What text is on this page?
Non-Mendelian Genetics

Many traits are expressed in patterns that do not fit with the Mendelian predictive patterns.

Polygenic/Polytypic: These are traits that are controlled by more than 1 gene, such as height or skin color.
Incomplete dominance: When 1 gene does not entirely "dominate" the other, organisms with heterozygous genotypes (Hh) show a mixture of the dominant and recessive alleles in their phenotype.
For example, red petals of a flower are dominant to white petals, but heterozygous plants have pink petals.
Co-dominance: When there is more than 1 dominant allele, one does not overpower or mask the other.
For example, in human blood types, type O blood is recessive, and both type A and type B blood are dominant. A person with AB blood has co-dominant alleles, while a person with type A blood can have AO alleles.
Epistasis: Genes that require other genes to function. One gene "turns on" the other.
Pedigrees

━━━━━━━━━━━━━━━━━━━━

■ What you will do ■
Give the listing above again, word for word.

■ Answer for this exercise ■
What text is on this page?
Non-Mendelian Genetics

Many traits are expressed in patterns that do not fit with the Mendelian predictive patterns.

Polygenic/Polytypic: These are traits that are controlled by more than 1 gene, such as height or skin color.
Incomplete dominance: When 1 gene does not entirely "dominate" the other, organisms with heterozygous genotypes (Hh) show a mixture of the dominant and recessive alleles in their phenotype.
For example, red petals of a flower are dominant to white petals, but heterozygous plants have pink petals.
Co-dominance: When there is more than 1 dominant allele, one does not overpower or mask the other.
For example, in human blood types, type O blood is recessive, and both type A and type B blood are dominant. A person with AB blood has co-dominant alleles, while a person with type A blood can have AO alleles.
Epistasis: Genes that require other genes to function. One gene "turns on" the other.
Pedigrees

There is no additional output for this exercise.